[Extracted records]
┌────────

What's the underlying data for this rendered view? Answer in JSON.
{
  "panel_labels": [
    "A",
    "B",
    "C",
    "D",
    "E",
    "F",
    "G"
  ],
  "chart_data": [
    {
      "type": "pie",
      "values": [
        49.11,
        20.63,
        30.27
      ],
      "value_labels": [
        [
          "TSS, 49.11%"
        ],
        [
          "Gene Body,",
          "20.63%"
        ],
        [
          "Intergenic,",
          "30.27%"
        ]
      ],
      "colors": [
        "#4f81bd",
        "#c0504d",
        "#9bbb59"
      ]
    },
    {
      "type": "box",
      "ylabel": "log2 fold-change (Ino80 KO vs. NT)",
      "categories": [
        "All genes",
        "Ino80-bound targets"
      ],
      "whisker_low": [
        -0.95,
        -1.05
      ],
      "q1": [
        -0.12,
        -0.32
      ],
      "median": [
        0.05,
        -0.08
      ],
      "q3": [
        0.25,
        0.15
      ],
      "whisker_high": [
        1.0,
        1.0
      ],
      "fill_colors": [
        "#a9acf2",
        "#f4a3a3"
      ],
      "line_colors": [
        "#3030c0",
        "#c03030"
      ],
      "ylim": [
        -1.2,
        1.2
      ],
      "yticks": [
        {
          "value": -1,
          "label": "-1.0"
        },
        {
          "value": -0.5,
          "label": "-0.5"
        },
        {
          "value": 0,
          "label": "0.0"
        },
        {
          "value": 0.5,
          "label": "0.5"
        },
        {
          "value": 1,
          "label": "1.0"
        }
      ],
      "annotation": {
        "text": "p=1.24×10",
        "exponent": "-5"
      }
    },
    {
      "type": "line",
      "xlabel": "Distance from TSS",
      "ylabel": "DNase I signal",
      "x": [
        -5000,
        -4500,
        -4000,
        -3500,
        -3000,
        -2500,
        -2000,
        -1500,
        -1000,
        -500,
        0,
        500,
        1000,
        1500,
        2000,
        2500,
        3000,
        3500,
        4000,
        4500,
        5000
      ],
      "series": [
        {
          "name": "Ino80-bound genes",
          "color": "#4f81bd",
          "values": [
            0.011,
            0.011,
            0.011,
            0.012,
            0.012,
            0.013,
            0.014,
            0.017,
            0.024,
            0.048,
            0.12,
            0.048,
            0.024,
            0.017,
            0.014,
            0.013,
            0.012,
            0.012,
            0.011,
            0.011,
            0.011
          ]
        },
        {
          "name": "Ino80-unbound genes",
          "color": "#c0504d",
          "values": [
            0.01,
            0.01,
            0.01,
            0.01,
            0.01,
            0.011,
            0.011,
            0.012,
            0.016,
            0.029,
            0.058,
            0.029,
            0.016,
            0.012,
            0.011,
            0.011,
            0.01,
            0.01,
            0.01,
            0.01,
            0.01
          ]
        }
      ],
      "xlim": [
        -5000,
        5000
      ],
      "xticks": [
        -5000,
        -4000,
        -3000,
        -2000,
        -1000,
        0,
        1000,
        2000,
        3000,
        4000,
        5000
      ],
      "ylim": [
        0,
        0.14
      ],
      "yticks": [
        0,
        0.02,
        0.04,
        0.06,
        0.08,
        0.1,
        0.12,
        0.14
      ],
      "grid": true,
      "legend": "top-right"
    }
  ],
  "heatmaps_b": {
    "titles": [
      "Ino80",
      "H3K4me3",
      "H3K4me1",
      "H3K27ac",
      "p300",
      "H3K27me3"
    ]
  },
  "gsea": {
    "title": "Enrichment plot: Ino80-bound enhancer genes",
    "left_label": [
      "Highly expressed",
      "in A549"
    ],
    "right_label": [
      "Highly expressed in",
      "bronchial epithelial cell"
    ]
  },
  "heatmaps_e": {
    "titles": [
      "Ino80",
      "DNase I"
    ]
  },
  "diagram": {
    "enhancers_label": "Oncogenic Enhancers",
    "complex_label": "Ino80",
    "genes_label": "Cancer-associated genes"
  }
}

└────────

Try it: Bring together all lines in the records where the word "expressed" is found.

Response to this task:
      "Highly expressed",
      "Highly expressed in",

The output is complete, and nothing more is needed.